**Exercise:** Look for the string "ΔΗΜΟΤΙΚΟΥ" in the lines and copy each line that has it.

+ + + + +

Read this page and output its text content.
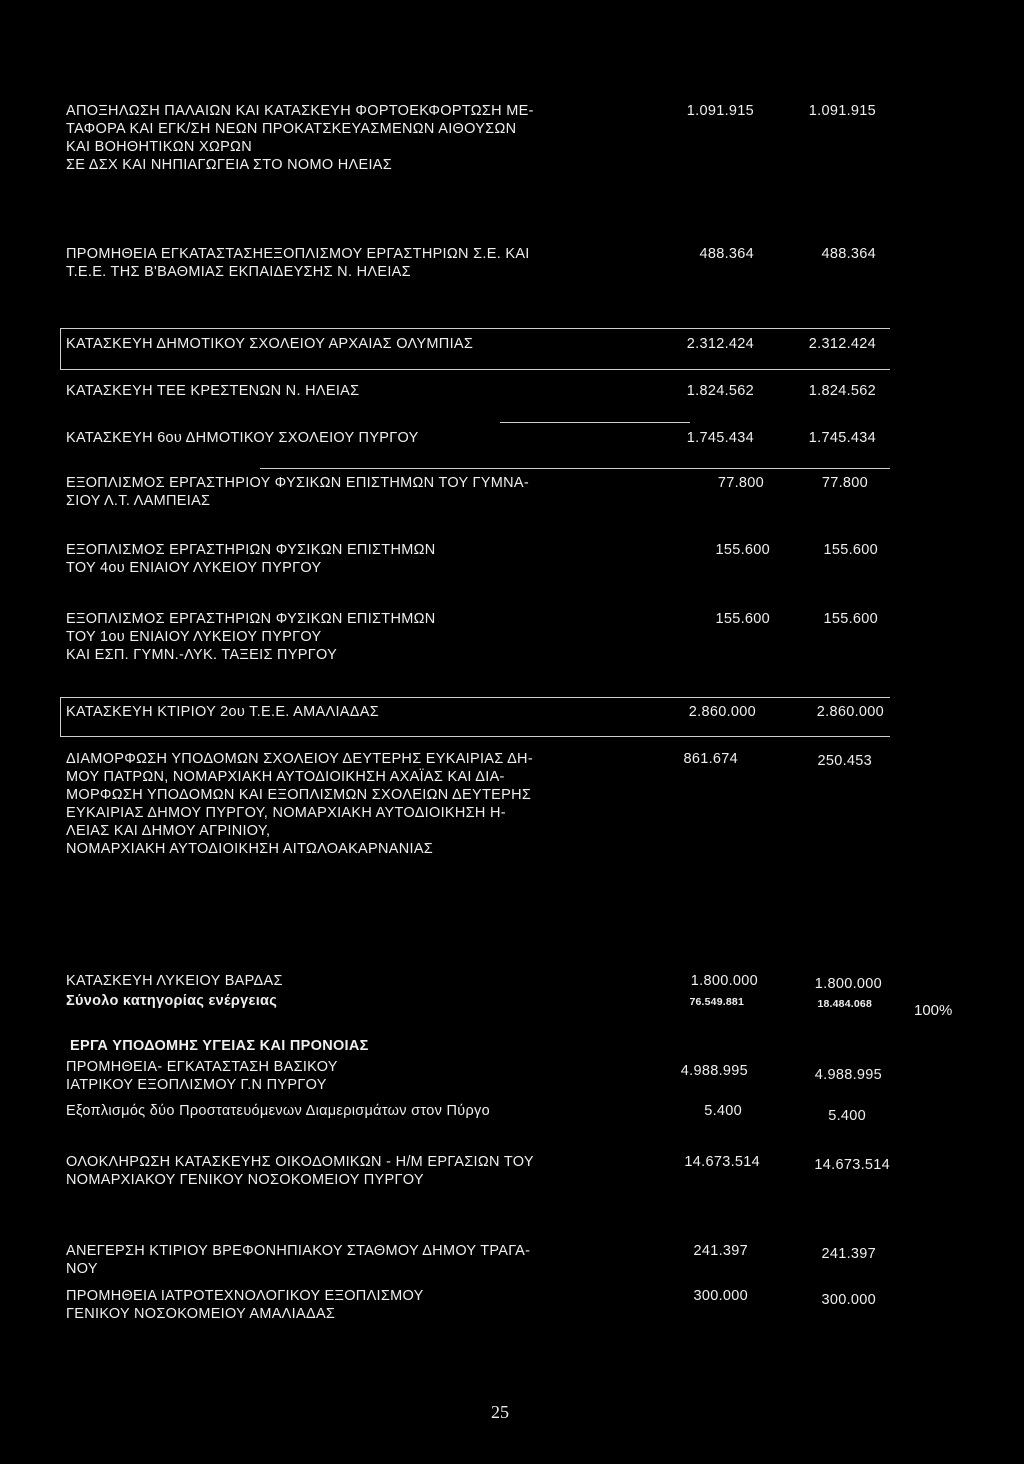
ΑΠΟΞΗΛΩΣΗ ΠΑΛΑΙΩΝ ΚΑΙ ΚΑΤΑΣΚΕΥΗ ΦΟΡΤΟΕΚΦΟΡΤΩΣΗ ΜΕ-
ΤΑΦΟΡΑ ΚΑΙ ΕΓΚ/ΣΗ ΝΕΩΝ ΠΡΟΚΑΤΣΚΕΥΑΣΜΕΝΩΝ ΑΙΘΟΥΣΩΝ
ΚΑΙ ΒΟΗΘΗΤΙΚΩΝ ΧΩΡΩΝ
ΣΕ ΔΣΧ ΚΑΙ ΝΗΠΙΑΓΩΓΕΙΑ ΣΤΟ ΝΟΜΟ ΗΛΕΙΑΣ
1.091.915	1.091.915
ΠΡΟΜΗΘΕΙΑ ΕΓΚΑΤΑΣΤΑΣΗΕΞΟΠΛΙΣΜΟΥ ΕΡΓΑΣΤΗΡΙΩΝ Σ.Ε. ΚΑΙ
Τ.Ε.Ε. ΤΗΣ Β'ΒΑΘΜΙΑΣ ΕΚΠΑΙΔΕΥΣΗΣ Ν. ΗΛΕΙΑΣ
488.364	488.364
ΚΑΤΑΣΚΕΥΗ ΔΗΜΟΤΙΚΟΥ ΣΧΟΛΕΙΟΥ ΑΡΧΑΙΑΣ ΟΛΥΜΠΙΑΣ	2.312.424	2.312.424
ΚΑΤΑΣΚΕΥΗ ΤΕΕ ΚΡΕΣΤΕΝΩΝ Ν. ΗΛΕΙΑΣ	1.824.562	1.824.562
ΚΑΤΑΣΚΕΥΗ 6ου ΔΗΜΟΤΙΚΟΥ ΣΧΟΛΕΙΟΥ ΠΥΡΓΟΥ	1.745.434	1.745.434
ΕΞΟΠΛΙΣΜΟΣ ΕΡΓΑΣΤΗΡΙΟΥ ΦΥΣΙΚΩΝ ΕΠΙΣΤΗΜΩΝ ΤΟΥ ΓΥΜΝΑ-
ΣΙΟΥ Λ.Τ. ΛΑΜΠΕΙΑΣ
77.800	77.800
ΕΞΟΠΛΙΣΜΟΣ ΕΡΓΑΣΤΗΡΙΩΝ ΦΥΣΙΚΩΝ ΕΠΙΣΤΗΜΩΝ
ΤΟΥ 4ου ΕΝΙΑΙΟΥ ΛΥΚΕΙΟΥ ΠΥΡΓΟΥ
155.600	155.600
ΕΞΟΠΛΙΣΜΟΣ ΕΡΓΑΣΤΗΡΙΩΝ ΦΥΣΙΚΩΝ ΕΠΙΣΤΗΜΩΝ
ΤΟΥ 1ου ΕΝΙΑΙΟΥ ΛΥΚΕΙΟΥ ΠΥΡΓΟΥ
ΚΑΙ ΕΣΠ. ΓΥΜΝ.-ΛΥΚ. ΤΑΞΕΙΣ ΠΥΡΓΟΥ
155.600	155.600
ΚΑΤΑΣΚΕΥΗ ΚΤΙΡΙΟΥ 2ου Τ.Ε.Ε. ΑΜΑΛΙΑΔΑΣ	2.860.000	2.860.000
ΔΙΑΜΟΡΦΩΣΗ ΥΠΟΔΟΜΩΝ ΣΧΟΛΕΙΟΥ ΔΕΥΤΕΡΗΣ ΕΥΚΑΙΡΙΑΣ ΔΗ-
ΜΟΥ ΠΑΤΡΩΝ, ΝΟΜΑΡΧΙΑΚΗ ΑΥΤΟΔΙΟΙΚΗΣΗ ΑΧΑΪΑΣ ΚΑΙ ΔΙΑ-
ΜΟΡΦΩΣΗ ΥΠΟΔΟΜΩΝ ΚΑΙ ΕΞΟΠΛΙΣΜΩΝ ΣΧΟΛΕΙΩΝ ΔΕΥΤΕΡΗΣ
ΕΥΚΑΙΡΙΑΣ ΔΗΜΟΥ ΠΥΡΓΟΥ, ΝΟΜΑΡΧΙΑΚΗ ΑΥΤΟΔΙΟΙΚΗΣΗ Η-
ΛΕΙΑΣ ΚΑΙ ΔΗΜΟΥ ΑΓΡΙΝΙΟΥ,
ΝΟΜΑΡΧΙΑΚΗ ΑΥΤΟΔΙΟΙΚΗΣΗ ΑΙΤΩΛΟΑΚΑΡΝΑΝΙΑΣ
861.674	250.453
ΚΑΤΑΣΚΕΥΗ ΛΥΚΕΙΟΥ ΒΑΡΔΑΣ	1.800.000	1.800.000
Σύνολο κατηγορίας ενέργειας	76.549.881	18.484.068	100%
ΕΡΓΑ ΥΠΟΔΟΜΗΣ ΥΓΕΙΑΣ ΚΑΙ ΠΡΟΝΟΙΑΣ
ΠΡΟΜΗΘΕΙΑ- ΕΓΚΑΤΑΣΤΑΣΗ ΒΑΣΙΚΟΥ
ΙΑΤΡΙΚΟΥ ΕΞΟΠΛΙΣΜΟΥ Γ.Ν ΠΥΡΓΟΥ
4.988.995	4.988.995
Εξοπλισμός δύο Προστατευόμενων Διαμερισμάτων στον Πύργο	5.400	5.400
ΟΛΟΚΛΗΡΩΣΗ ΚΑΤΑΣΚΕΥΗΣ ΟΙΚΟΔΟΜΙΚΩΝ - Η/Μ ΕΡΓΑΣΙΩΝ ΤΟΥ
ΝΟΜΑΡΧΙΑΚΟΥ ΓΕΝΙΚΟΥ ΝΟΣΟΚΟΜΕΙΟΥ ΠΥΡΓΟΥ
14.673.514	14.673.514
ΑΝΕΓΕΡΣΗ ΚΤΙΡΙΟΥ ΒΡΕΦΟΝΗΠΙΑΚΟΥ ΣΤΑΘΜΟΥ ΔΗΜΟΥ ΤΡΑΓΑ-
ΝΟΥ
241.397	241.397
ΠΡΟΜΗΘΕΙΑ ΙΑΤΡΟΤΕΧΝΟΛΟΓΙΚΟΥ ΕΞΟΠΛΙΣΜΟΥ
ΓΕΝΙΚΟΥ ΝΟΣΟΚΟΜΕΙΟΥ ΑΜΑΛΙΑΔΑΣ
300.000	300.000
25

+ + + + +

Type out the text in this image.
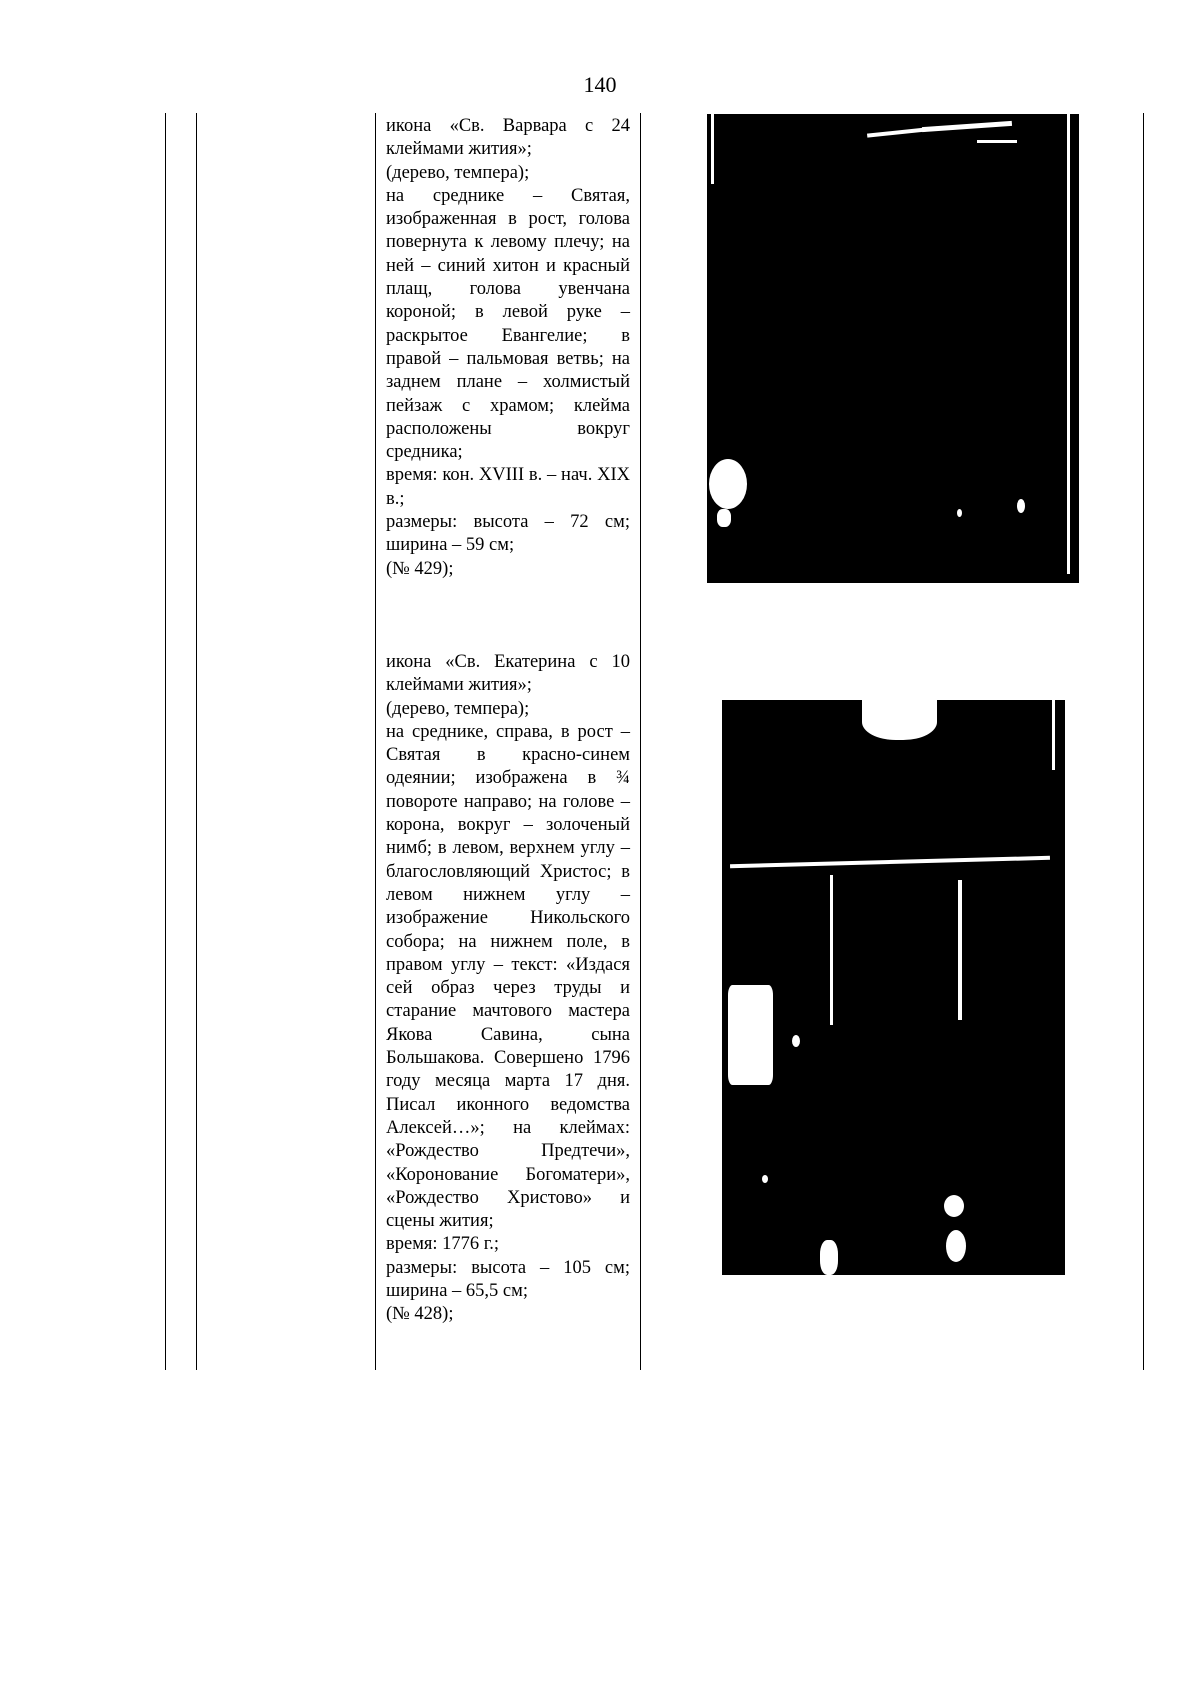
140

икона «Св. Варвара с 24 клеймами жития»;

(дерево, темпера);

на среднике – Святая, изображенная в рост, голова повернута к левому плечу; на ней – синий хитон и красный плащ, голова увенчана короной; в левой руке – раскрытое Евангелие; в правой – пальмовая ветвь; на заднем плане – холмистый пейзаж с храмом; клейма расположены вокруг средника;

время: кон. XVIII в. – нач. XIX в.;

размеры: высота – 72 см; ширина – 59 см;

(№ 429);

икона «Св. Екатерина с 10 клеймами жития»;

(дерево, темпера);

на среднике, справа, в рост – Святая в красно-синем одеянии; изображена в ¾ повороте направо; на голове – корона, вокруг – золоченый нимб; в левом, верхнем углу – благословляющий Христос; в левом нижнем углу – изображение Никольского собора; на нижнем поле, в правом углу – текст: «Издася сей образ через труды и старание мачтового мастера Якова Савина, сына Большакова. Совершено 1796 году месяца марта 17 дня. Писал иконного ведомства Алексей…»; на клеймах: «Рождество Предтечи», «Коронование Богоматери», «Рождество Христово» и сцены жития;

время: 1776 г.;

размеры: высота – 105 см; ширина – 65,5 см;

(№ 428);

+ + + + +

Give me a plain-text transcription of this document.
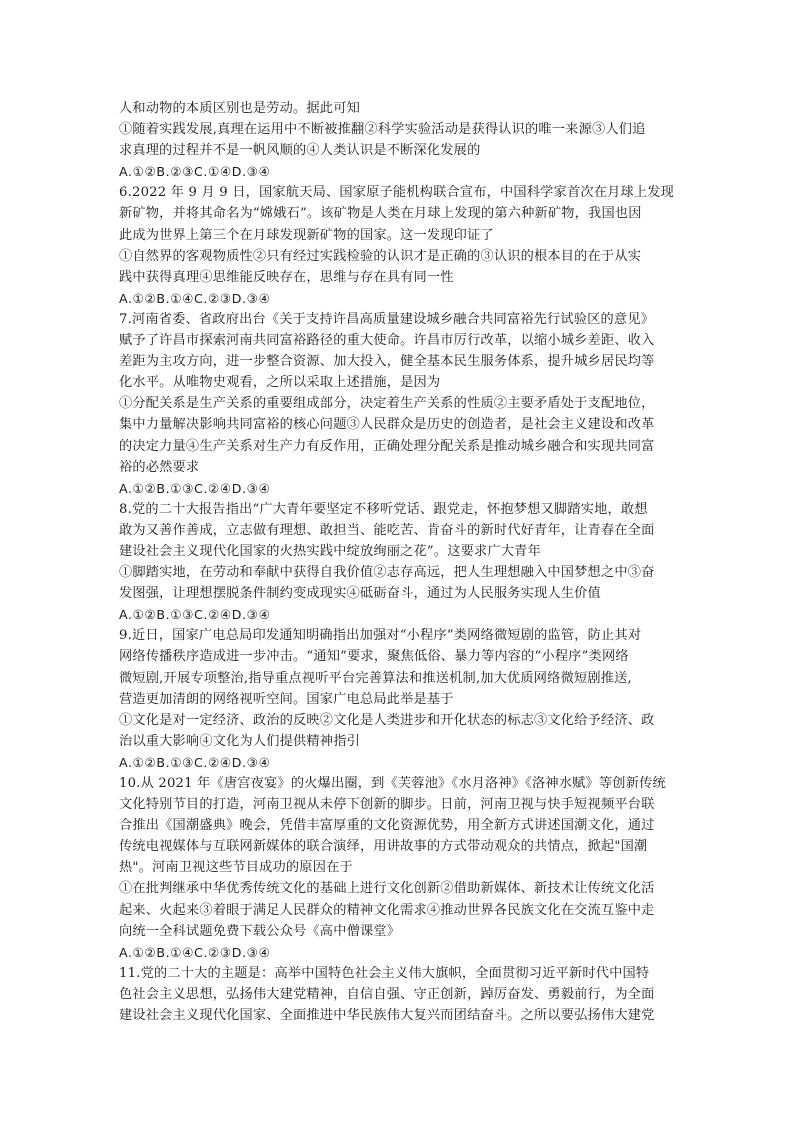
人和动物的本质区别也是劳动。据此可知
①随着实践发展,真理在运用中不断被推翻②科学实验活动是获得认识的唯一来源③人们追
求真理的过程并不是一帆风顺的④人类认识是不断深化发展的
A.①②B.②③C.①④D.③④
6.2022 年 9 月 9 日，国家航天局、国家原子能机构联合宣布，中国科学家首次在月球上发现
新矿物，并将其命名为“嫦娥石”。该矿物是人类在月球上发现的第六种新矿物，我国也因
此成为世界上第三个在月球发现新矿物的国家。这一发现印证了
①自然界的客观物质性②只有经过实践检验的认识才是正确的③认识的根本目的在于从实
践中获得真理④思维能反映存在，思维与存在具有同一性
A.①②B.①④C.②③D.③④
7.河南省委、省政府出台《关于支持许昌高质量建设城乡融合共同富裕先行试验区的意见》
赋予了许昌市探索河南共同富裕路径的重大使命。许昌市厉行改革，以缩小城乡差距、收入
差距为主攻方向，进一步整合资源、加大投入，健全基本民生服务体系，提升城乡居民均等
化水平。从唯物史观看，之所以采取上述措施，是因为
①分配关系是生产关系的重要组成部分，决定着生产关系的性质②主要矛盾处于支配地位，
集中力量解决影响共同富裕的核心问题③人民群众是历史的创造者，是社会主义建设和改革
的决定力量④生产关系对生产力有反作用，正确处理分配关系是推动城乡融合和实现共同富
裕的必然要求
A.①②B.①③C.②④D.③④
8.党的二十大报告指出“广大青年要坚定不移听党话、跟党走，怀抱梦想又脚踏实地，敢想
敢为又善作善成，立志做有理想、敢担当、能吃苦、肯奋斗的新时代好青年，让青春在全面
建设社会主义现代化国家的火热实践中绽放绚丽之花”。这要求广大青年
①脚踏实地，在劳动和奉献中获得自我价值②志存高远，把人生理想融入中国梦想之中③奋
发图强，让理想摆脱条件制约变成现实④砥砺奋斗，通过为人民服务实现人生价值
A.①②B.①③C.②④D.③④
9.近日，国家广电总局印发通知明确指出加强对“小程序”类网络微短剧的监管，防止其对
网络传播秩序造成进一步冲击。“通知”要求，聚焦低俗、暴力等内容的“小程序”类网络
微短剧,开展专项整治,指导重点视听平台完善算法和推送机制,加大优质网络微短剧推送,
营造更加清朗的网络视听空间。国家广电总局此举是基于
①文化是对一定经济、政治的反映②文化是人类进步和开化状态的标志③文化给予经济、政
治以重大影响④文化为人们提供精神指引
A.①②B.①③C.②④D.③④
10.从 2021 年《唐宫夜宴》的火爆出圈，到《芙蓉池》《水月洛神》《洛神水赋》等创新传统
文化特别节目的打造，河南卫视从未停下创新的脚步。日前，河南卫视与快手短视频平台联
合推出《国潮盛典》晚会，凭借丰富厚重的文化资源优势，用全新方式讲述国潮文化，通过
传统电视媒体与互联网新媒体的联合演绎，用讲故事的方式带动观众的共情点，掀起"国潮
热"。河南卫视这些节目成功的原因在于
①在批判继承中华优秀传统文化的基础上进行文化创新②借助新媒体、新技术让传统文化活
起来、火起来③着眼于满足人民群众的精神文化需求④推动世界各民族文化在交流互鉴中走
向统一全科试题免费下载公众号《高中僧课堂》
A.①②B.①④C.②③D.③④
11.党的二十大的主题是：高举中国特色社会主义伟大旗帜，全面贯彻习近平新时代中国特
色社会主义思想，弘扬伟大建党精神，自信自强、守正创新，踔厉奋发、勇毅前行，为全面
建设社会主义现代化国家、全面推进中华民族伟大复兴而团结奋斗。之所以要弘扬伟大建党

+ + + + +

**Written response:**
ΚΑΤΑΣΚΕΥΗ ΔΗΜΟΤΙΚΟΥ ΣΧΟΛΕΙΟΥ ΑΡΧΑΙΑΣ ΟΛΥΜΠΙΑΣ	2.312.424	2.312.424
ΚΑΤΑΣΚΕΥΗ 6ου ΔΗΜΟΤΙΚΟΥ ΣΧΟΛΕΙΟΥ ΠΥΡΓΟΥ	1.745.434	1.745.434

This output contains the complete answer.